--- What to do ---
Scan the records below for lines with the word "визначити", then state how many you find and nothing else.

--- Input ---
================================
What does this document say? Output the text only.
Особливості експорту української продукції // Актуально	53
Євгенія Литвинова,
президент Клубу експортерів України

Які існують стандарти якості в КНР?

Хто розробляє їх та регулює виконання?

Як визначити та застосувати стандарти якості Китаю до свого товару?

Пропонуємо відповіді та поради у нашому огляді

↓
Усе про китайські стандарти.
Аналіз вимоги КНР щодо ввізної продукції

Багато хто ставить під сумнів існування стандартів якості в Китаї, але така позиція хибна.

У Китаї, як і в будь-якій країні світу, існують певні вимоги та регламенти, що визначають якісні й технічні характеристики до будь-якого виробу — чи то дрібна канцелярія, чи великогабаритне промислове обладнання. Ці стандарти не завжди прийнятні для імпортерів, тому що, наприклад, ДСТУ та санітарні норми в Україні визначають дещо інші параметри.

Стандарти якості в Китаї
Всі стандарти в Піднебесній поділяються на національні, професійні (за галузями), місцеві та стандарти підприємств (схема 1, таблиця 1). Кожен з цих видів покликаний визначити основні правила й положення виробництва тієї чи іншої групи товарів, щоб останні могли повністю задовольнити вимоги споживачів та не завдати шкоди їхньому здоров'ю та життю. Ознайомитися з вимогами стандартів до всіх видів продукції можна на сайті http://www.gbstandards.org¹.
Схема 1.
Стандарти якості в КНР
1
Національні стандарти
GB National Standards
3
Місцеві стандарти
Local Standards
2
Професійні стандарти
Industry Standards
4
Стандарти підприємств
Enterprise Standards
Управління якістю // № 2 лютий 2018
================================
--- Task response ---
2